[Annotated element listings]
----

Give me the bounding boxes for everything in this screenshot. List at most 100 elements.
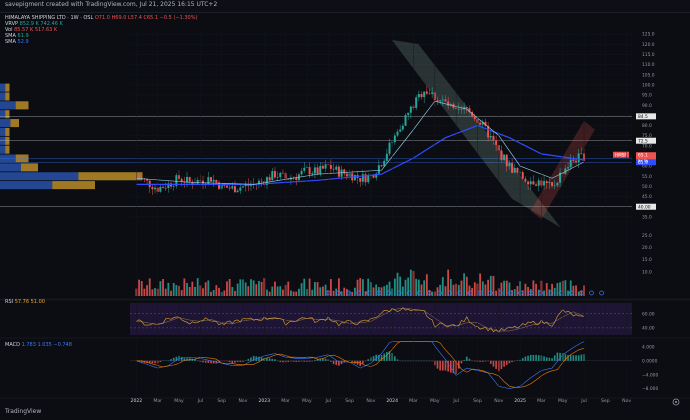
last-price-countdown: 6d 5h: [638, 159, 648, 163]
candle-body-148: [530, 181, 532, 184]
volume-bar-49: [266, 290, 268, 296]
candle-body-60: [295, 178, 297, 180]
volume-bar-5: [149, 278, 151, 296]
candle-body-149: [532, 181, 534, 184]
candle-body-146: [524, 179, 526, 182]
candle-body-167: [580, 153, 582, 154]
volume-bar-115: [442, 277, 444, 296]
vp-sell-15: [21, 163, 38, 171]
volume-bar-38: [237, 284, 239, 296]
candle-body-137: [500, 150, 502, 159]
price-chart[interactable]: 125.0120.0115.0110.0105.0100.095.090.085…: [0, 0, 690, 419]
macd-hist-135: [495, 361, 497, 369]
macd-hist-77: [341, 361, 343, 364]
candle-body-30: [215, 180, 217, 182]
macd-hist-37: [234, 361, 236, 363]
volume-bar-71: [325, 285, 327, 296]
x-tick-8: May: [302, 398, 312, 404]
volume-bar-20: [189, 287, 191, 296]
candle-body-122: [460, 109, 462, 110]
macd-hist-75: [335, 361, 337, 365]
volume-bar-26: [205, 282, 207, 296]
volume-tick-0: 25.0: [642, 233, 652, 239]
macd-hist-150: [535, 355, 537, 361]
macd-hist-133: [490, 361, 492, 364]
legend-sma-slow: SMA 52.9: [5, 39, 29, 45]
price-tick-7: 90.0: [642, 103, 652, 109]
volume-bar-65: [309, 278, 311, 296]
price-tick-4: 105.0: [642, 72, 655, 78]
candle-body-75: [335, 167, 337, 170]
x-tick-7: Mar: [281, 398, 290, 404]
macd-hist-14: [173, 358, 175, 361]
candle-body-99: [399, 130, 401, 132]
price-badge-0: 84.5: [638, 114, 648, 120]
macd-hist-65: [309, 361, 311, 362]
volume-bar-68: [317, 282, 319, 296]
volume-bar-11: [165, 289, 167, 296]
macd-hist-9: [160, 361, 162, 362]
macd-hist-38: [237, 361, 239, 362]
candle-body-107: [421, 94, 423, 97]
x-tick-5: Nov: [238, 398, 247, 404]
volume-bar-58: [290, 291, 292, 296]
macd-hist-39: [240, 361, 242, 362]
volume-bar-3: [143, 289, 145, 296]
volume-bar-15: [175, 285, 177, 296]
vp-sell-6: [5, 84, 9, 92]
macd-hist-58: [290, 361, 292, 362]
macd-hist-139: [506, 361, 508, 365]
macd-hist-13: [170, 359, 172, 361]
x-tick-16: Sep: [473, 398, 482, 404]
candle-body-106: [418, 94, 420, 97]
macd-hist-26: [205, 361, 207, 363]
volume-bar-123: [463, 273, 465, 296]
vp-buy-10: [0, 119, 10, 127]
volume-bar-60: [295, 292, 297, 296]
macd-hist-145: [522, 358, 524, 361]
price-tick-6: 95.0: [642, 93, 652, 99]
candle-body-78: [343, 170, 345, 174]
candle-body-20: [189, 177, 191, 182]
volume-tick-3: 10.0: [642, 269, 652, 275]
macd-hist-155: [549, 358, 551, 361]
x-tick-20: May: [558, 398, 568, 404]
macd-hist-130: [482, 361, 484, 362]
volume-bar-90: [375, 285, 377, 296]
candle-body-17: [181, 179, 183, 182]
volume-bar-163: [570, 280, 572, 296]
macd-hist-153: [543, 356, 545, 360]
macd-hist-151: [538, 355, 540, 361]
price-badge-1: 72.5: [638, 138, 648, 144]
macd-hist-52: [274, 359, 276, 361]
x-tick-15: Jul: [452, 398, 459, 404]
vp-buy-16: [0, 172, 78, 180]
x-tick-18: 2025: [514, 398, 526, 404]
candle-body-23: [197, 180, 199, 184]
volume-bar-106: [418, 280, 420, 296]
x-tick-1: Mar: [153, 398, 162, 404]
candle-body-135: [495, 140, 497, 145]
candle-body-47: [261, 181, 263, 182]
macd-hist-166: [578, 355, 580, 360]
vp-sell-7: [5, 92, 9, 100]
volume-bar-19: [186, 283, 188, 296]
volume-bar-127: [474, 282, 476, 296]
vp-buy-15: [0, 163, 21, 171]
volume-bar-52: [274, 282, 276, 296]
candle-body-11: [165, 188, 167, 189]
candle-body-98: [397, 132, 399, 136]
volume-bar-77: [341, 291, 343, 296]
volume-bar-18: [183, 278, 185, 296]
volume-bar-4: [146, 285, 148, 296]
candle-body-76: [338, 167, 340, 177]
candle-body-103: [410, 107, 412, 113]
volume-bar-85: [362, 279, 364, 296]
macd-tick-3: −8.000: [642, 386, 658, 392]
chart-settings-icon[interactable]: [673, 399, 679, 405]
volume-bar-62: [301, 283, 303, 296]
macd-hist-149: [533, 355, 535, 361]
candle-body-164: [572, 160, 574, 161]
macd-hist-74: [333, 361, 335, 364]
macd-hist-94: [386, 352, 388, 361]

----

Exercise prompt: Reproduce every line of the entries above word for word, leaving out the pictures.

Solution for this problem:
Give me the bounding boxes for everything in this screenshot. List at most 100 elements.
last-price-countdown: 6d 5h: [638, 159, 648, 163]
candle-body-148: [530, 181, 532, 184]
volume-bar-49: [266, 290, 268, 296]
candle-body-60: [295, 178, 297, 180]
volume-bar-5: [149, 278, 151, 296]
candle-body-149: [532, 181, 534, 184]
candle-body-146: [524, 179, 526, 182]
candle-body-167: [580, 153, 582, 154]
volume-bar-115: [442, 277, 444, 296]
vp-sell-15: [21, 163, 38, 171]
volume-bar-38: [237, 284, 239, 296]
candle-body-137: [500, 150, 502, 159]
price-chart[interactable]: 125.0120.0115.0110.0105.0100.095.090.085…: [0, 0, 690, 419]
macd-hist-135: [495, 361, 497, 369]
macd-hist-77: [341, 361, 343, 364]
candle-body-30: [215, 180, 217, 182]
macd-hist-37: [234, 361, 236, 363]
volume-bar-71: [325, 285, 327, 296]
x-tick-8: May: [302, 398, 312, 404]
volume-bar-20: [189, 287, 191, 296]
candle-body-122: [460, 109, 462, 110]
macd-hist-75: [335, 361, 337, 365]
volume-bar-26: [205, 282, 207, 296]
volume-tick-0: 25.0: [642, 233, 652, 239]
macd-hist-150: [535, 355, 537, 361]
macd-hist-133: [490, 361, 492, 364]
legend-sma-slow: SMA 52.9: [5, 39, 29, 45]
price-tick-7: 90.0: [642, 103, 652, 109]
volume-bar-65: [309, 278, 311, 296]
price-tick-4: 105.0: [642, 72, 655, 78]
candle-body-75: [335, 167, 337, 170]
x-tick-7: Mar: [281, 398, 290, 404]
macd-hist-14: [173, 358, 175, 361]
candle-body-99: [399, 130, 401, 132]
price-badge-0: 84.5: [638, 114, 648, 120]
macd-hist-65: [309, 361, 311, 362]
volume-bar-68: [317, 282, 319, 296]
volume-bar-11: [165, 289, 167, 296]
macd-hist-9: [160, 361, 162, 362]
macd-hist-38: [237, 361, 239, 362]
candle-body-107: [421, 94, 423, 97]
x-tick-5: Nov: [238, 398, 247, 404]
volume-bar-58: [290, 291, 292, 296]
macd-hist-39: [240, 361, 242, 362]
volume-bar-3: [143, 289, 145, 296]
volume-bar-15: [175, 285, 177, 296]
vp-sell-6: [5, 84, 9, 92]
macd-hist-58: [290, 361, 292, 362]
macd-hist-139: [506, 361, 508, 365]
macd-hist-13: [170, 359, 172, 361]
x-tick-16: Sep: [473, 398, 482, 404]
candle-body-106: [418, 94, 420, 97]
macd-hist-26: [205, 361, 207, 363]
volume-bar-123: [463, 273, 465, 296]
vp-buy-10: [0, 119, 10, 127]
volume-bar-60: [295, 292, 297, 296]
macd-hist-145: [522, 358, 524, 361]
price-tick-6: 95.0: [642, 93, 652, 99]
candle-body-78: [343, 170, 345, 174]
candle-body-20: [189, 177, 191, 182]
volume-tick-3: 10.0: [642, 269, 652, 275]
macd-hist-155: [549, 358, 551, 361]
x-tick-20: May: [558, 398, 568, 404]
macd-hist-130: [482, 361, 484, 362]
volume-bar-90: [375, 285, 377, 296]
candle-body-17: [181, 179, 183, 182]
volume-bar-163: [570, 280, 572, 296]
macd-hist-153: [543, 356, 545, 360]
macd-hist-151: [538, 355, 540, 361]
price-badge-1: 72.5: [638, 138, 648, 144]
macd-hist-52: [274, 359, 276, 361]
x-tick-15: Jul: [452, 398, 459, 404]
vp-buy-16: [0, 172, 78, 180]
x-tick-18: 2025: [514, 398, 526, 404]
candle-body-23: [197, 180, 199, 184]
volume-bar-106: [418, 280, 420, 296]
x-tick-1: Mar: [153, 398, 162, 404]
candle-body-135: [495, 140, 497, 145]
candle-body-47: [261, 181, 263, 182]
macd-hist-166: [578, 355, 580, 360]
vp-sell-7: [5, 92, 9, 100]
volume-bar-19: [186, 283, 188, 296]
volume-bar-127: [474, 282, 476, 296]
vp-buy-15: [0, 163, 21, 171]
volume-bar-52: [274, 282, 276, 296]
candle-body-11: [165, 188, 167, 189]
candle-body-98: [397, 132, 399, 136]
volume-bar-77: [341, 291, 343, 296]
volume-bar-18: [183, 278, 185, 296]
volume-bar-4: [146, 285, 148, 296]
candle-body-76: [338, 167, 340, 177]
candle-body-103: [410, 107, 412, 113]
volume-bar-85: [362, 279, 364, 296]
macd-tick-3: −8.000: [642, 386, 658, 392]
chart-settings-icon[interactable]: [673, 399, 679, 405]
volume-bar-62: [301, 283, 303, 296]
macd-hist-149: [533, 355, 535, 361]
candle-body-164: [572, 160, 574, 161]
macd-hist-74: [333, 361, 335, 364]
macd-hist-94: [386, 352, 388, 361]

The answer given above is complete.